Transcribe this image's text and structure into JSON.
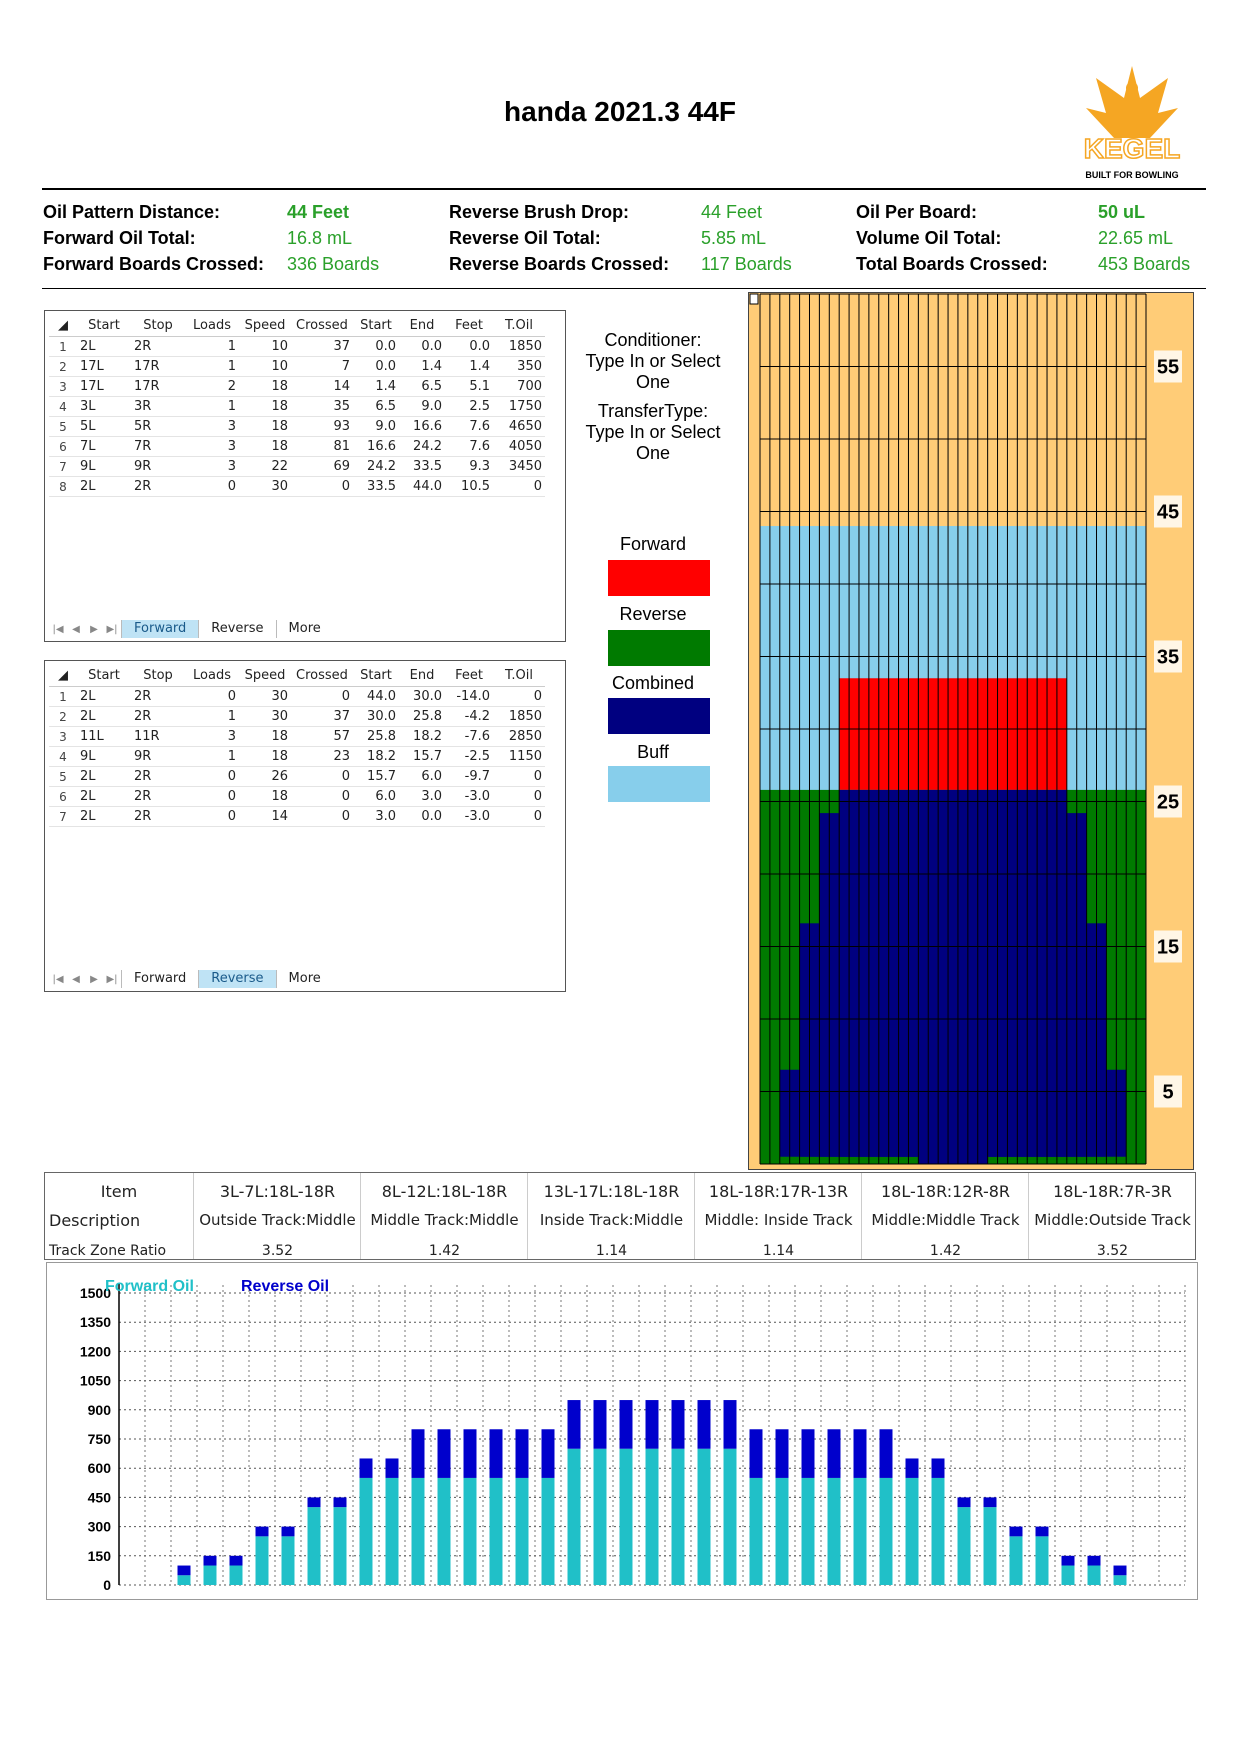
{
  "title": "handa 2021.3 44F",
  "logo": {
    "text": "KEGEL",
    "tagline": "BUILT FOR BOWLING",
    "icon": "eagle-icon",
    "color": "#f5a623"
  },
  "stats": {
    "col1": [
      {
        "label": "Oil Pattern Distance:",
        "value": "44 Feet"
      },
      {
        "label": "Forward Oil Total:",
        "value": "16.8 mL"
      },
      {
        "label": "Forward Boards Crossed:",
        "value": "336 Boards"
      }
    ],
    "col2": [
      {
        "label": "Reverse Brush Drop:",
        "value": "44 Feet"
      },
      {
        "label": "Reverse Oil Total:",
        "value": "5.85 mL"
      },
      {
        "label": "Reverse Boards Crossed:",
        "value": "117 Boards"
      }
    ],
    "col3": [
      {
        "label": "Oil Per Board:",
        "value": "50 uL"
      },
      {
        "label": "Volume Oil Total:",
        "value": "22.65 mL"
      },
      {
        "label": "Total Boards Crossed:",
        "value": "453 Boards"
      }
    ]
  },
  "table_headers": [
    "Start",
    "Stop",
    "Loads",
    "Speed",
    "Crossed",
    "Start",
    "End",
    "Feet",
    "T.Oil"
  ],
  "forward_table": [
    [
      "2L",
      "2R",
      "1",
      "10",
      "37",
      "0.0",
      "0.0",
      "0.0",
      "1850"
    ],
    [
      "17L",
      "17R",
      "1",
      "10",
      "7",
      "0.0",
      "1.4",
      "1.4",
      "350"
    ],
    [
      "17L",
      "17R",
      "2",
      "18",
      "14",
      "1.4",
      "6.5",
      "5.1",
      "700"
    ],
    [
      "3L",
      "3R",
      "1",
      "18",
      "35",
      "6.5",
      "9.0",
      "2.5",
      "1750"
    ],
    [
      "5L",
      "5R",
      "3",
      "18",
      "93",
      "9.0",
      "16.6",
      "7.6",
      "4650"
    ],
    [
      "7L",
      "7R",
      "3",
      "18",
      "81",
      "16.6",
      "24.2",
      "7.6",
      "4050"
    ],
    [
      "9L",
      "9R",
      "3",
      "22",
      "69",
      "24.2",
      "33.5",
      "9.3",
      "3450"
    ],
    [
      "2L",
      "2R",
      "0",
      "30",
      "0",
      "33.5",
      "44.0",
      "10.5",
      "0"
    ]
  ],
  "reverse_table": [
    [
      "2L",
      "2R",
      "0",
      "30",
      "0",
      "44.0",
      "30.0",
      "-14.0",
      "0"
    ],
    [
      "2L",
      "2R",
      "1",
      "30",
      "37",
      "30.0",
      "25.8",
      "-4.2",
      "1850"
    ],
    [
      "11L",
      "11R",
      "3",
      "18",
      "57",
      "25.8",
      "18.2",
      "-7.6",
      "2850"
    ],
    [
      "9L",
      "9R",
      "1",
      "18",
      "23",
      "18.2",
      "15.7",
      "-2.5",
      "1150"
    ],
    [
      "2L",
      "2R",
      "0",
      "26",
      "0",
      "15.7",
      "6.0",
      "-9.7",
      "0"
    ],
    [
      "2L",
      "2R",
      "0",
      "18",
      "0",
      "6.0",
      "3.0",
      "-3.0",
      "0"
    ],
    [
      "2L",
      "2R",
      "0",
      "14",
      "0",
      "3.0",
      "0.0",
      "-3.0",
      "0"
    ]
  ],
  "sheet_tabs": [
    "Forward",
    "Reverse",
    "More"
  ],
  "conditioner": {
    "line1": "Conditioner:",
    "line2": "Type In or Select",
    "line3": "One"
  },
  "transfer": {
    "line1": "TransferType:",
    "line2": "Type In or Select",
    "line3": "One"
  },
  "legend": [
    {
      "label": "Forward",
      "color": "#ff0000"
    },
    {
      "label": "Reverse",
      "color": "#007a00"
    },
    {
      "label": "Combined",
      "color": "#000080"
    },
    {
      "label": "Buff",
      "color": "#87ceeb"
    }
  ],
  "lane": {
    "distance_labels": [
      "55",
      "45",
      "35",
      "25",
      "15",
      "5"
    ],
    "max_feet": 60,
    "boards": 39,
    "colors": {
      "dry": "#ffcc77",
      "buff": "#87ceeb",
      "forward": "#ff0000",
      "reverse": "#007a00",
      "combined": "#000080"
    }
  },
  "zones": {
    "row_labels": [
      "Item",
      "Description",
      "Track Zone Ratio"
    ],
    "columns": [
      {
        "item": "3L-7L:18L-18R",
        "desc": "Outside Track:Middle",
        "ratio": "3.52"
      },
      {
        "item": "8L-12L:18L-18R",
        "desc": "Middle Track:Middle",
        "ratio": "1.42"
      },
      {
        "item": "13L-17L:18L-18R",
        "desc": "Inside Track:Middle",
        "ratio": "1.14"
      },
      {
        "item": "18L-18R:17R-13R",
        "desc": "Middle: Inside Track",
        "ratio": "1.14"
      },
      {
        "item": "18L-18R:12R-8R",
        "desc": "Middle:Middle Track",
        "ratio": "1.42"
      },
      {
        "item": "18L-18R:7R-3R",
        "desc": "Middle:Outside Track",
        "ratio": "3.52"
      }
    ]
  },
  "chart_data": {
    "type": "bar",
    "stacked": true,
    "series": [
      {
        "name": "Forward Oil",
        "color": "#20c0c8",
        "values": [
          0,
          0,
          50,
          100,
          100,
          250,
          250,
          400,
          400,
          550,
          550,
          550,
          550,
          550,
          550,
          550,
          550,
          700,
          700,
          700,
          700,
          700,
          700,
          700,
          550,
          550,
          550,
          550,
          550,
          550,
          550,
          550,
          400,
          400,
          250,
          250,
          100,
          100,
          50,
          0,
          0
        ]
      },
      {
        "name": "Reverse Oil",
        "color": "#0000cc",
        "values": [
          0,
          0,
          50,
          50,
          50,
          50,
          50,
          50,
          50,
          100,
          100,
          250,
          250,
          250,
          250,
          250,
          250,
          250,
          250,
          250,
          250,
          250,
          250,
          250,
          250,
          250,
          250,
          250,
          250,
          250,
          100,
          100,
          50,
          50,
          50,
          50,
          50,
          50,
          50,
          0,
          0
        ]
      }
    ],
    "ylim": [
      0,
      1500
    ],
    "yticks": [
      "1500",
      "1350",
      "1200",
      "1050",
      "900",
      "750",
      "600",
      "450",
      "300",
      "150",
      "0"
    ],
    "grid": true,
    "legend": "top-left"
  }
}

========================================

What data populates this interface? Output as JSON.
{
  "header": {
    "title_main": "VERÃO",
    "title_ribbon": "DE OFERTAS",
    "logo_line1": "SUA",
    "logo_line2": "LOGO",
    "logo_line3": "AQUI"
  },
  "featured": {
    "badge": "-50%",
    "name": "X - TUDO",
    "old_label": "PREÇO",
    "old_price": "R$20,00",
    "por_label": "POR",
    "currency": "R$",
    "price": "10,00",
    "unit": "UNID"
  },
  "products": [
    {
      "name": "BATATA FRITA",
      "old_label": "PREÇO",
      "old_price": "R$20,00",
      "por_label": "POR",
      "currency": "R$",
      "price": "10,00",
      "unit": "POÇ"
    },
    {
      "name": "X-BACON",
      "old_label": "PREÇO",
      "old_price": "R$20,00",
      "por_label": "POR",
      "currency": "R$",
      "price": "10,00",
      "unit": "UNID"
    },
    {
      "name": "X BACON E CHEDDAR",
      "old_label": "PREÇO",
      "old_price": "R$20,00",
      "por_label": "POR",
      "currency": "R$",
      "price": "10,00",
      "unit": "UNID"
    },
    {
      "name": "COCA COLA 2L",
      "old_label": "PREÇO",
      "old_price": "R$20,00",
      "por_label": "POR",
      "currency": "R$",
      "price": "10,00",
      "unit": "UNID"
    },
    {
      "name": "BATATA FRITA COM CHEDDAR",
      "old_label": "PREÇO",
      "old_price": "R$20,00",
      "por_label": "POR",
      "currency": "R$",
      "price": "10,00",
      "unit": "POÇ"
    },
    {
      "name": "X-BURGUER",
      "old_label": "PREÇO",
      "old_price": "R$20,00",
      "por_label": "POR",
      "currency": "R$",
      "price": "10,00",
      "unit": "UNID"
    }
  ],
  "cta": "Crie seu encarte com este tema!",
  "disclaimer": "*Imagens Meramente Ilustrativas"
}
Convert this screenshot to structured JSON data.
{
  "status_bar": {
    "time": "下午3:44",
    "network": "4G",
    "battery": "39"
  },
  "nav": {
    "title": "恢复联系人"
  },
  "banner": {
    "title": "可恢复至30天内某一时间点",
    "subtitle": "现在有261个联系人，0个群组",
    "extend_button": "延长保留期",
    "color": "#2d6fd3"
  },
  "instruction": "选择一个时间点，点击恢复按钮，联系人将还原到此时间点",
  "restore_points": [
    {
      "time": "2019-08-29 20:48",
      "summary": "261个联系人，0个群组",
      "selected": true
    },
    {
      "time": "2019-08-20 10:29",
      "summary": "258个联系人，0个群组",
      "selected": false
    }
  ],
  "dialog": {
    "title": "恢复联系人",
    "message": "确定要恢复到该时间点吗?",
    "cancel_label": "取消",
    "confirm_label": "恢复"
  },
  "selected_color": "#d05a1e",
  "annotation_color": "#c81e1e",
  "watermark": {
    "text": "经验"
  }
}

========================================

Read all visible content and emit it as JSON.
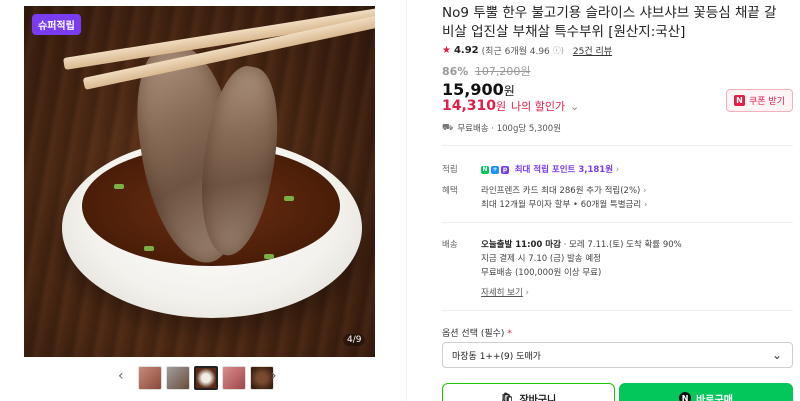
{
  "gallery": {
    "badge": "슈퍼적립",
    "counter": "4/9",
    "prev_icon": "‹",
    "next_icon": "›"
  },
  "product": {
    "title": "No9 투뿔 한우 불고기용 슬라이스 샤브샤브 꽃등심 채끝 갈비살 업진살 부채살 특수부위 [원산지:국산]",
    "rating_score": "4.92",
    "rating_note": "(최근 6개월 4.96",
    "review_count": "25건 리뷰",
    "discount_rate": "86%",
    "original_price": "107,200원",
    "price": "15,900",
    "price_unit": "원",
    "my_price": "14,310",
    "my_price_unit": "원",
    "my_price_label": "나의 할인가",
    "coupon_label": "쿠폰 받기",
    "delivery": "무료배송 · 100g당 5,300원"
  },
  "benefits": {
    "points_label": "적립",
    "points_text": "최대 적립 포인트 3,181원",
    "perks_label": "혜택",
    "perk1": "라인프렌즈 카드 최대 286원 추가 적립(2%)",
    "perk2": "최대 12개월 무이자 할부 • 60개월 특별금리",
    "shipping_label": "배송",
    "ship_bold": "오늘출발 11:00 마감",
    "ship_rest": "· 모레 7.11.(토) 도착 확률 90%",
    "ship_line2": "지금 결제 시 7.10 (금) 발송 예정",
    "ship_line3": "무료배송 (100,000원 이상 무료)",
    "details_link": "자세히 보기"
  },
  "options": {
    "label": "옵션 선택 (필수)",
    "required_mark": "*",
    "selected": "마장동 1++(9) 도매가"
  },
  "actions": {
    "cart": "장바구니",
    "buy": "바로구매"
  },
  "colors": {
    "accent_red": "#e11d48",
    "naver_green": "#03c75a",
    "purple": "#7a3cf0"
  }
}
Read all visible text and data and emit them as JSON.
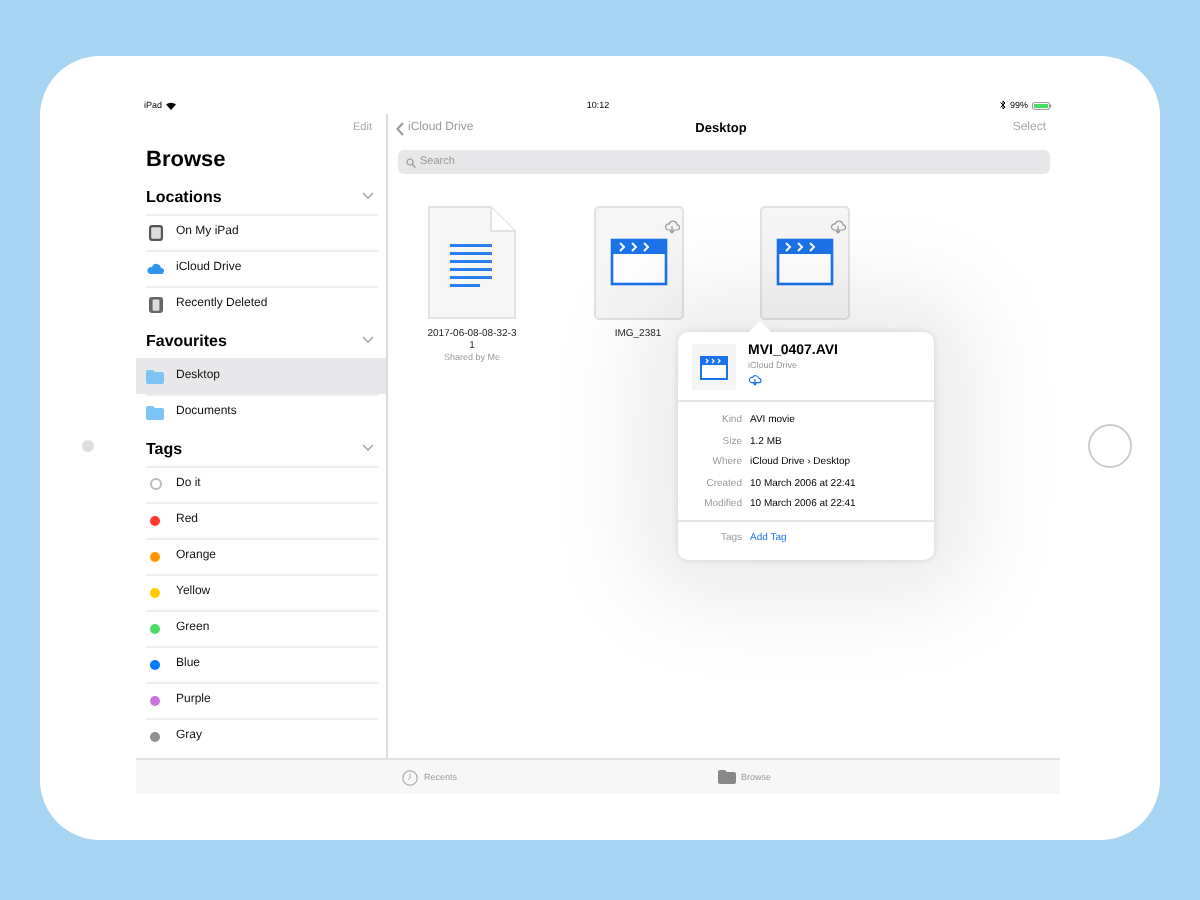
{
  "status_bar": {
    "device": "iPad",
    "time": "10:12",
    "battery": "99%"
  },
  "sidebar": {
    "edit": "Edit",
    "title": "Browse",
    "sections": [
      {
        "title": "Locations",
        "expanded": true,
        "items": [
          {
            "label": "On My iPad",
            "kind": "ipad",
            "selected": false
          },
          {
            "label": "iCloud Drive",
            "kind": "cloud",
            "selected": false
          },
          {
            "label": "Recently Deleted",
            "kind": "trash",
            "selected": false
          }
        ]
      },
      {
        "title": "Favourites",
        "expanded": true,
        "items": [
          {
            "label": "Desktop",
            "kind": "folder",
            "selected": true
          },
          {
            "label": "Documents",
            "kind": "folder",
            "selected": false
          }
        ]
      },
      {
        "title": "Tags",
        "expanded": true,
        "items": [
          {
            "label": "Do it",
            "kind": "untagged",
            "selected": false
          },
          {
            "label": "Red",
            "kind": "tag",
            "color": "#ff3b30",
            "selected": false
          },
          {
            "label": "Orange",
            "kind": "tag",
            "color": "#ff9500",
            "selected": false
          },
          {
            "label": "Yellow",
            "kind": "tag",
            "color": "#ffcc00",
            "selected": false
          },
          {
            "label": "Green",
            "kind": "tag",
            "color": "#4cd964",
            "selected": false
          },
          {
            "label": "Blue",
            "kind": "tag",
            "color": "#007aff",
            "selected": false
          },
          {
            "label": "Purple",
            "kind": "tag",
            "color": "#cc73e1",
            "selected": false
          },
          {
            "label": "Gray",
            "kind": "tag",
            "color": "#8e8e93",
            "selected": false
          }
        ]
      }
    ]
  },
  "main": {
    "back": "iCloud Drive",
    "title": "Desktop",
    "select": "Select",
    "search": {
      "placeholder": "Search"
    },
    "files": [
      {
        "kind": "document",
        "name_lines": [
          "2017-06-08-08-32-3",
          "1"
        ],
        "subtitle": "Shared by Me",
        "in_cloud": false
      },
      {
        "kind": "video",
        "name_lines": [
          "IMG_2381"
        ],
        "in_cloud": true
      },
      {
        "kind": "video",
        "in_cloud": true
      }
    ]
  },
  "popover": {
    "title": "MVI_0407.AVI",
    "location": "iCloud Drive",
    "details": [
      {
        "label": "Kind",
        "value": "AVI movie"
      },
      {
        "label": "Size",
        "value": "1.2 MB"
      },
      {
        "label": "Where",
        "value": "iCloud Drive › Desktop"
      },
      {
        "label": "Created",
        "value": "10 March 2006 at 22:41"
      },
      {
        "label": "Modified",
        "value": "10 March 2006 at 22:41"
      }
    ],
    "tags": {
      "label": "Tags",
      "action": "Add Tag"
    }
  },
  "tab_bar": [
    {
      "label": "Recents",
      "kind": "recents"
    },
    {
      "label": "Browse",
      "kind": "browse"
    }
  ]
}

========================================

### CHALLENGE
Which lines contain the word "BATATA"? Copy each one.

### REPLY TO THE EXERCISE
      "name": "BATATA FRITA",
      "name": "BATATA FRITA COM CHEDDAR",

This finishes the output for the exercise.